> **Extracted entries**:

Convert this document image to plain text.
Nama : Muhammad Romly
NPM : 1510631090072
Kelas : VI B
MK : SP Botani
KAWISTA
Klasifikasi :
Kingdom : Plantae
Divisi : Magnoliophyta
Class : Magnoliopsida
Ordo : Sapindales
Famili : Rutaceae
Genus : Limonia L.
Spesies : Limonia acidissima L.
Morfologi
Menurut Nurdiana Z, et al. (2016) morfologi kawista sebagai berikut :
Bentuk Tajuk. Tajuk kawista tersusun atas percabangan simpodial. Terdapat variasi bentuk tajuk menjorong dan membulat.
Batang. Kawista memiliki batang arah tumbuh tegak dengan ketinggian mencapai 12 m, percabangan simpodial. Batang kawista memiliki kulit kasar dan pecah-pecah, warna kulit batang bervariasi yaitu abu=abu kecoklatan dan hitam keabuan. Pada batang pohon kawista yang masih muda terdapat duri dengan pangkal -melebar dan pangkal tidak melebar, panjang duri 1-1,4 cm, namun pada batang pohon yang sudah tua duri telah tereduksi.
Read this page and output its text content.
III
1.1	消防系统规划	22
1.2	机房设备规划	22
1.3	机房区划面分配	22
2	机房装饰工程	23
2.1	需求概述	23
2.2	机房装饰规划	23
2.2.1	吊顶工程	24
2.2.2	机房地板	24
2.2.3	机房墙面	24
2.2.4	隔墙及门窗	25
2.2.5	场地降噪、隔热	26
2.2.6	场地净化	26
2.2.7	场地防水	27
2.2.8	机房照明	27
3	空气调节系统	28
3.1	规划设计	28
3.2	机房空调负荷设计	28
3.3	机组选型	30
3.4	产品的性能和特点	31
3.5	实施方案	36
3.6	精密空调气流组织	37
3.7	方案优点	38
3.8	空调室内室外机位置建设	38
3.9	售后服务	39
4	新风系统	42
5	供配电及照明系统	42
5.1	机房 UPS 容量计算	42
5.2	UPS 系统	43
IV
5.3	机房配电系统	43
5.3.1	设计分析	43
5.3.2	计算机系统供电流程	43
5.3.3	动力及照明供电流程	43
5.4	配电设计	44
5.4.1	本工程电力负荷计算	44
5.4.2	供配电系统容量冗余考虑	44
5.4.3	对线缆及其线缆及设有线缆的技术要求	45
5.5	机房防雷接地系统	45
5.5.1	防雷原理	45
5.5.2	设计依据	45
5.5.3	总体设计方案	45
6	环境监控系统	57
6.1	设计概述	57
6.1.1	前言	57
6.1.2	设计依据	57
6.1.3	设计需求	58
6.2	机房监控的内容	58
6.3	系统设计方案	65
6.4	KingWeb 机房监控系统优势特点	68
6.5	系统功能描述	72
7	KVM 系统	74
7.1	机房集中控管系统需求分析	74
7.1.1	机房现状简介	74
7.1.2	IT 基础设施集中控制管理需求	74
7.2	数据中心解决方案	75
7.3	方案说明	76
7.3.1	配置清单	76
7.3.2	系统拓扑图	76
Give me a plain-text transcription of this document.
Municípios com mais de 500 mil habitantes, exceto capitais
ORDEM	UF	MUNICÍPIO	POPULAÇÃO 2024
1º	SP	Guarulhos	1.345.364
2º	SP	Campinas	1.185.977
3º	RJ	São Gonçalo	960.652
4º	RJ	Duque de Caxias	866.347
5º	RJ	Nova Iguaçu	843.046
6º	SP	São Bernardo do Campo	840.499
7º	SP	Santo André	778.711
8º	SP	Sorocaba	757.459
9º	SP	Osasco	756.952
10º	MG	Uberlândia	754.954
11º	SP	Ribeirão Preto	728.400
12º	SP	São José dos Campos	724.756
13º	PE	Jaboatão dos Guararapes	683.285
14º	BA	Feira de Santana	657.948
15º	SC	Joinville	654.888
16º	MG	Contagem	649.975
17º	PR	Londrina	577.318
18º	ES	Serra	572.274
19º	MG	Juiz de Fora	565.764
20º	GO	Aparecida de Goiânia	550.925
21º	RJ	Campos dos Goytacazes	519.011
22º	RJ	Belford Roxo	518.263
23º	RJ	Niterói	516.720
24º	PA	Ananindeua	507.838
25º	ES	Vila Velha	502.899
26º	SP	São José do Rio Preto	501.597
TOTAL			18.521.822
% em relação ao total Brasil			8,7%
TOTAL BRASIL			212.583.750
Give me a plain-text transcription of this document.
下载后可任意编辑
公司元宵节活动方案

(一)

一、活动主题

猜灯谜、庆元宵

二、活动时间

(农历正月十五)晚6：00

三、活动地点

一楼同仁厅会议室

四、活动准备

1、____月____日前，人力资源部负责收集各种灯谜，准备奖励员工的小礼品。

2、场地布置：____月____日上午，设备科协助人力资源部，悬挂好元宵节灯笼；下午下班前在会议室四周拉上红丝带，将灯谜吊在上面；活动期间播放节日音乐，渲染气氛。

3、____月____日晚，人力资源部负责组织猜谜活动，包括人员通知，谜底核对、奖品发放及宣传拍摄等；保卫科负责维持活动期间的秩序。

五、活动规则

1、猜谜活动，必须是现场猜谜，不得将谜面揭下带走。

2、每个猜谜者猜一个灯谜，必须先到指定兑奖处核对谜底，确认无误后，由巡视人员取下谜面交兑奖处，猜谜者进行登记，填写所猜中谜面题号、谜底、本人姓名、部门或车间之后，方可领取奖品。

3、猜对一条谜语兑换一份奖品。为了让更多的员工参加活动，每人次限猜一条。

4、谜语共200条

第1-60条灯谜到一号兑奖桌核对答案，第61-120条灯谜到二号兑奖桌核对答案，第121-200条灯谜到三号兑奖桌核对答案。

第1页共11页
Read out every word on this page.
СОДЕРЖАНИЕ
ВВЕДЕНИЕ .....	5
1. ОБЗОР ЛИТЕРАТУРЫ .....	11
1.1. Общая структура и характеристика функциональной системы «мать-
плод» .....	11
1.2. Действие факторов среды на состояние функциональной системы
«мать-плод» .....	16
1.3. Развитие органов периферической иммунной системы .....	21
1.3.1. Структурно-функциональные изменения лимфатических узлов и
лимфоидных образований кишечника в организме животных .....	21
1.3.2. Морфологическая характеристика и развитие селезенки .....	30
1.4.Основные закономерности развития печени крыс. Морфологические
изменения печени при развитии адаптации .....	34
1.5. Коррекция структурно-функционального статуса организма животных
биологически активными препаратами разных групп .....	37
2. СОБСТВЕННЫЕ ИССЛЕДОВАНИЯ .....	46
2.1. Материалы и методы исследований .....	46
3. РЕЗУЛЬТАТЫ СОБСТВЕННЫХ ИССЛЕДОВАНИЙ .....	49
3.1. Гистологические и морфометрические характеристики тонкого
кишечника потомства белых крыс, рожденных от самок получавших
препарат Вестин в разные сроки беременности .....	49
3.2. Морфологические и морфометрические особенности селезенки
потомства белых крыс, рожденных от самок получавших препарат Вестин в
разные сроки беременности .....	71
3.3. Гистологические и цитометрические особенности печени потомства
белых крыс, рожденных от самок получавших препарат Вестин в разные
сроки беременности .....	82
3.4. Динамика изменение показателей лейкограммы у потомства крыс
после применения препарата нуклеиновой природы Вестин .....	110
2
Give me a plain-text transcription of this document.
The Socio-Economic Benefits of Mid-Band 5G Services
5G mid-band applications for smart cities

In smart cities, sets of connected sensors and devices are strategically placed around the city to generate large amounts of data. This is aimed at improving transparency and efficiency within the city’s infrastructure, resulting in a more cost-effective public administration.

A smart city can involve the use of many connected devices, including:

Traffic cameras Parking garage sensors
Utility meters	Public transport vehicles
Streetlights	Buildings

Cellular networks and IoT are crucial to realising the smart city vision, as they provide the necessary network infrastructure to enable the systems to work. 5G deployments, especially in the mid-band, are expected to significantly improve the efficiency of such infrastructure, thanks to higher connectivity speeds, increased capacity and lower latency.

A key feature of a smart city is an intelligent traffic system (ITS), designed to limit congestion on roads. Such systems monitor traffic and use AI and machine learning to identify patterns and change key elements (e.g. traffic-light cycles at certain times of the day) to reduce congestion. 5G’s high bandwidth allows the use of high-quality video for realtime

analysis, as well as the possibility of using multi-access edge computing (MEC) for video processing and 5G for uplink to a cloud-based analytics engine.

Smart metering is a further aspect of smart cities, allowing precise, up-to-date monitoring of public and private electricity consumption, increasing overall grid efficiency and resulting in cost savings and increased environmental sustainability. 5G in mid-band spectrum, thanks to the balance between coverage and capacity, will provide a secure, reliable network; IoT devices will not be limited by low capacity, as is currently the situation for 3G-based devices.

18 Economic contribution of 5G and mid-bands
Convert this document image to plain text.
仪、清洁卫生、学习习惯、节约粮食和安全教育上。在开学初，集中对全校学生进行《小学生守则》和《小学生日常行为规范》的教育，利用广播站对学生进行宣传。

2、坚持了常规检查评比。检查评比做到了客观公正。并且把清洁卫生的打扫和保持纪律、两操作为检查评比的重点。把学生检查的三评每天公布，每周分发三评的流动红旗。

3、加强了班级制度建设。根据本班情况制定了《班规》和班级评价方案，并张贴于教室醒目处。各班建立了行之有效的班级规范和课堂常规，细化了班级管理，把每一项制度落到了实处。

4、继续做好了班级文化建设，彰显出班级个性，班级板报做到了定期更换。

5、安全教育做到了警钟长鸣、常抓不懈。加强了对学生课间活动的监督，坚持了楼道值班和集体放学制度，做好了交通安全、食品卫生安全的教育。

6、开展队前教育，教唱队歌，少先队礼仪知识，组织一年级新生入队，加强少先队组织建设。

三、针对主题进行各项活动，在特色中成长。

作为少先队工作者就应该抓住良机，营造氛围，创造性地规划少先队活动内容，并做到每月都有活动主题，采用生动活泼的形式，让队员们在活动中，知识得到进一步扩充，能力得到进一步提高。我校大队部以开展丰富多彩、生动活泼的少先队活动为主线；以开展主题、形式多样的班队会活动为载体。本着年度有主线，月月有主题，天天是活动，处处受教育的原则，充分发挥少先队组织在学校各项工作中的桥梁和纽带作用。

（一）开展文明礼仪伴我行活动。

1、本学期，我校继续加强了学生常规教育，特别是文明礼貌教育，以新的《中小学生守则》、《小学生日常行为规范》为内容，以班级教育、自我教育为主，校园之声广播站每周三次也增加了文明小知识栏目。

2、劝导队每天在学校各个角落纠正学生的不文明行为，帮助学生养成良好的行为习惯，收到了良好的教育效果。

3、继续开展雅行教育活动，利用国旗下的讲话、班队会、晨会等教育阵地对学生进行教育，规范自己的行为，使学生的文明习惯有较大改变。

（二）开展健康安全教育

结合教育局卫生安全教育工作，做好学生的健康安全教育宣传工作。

> **Exercise aim**:
Go through the material above and copy each line that has the word "изменения".

> **Solved exercise**:
1.3.1. Структурно-функциональные изменения лимфатических узлов и
изменения печени при развитии адаптации .....	34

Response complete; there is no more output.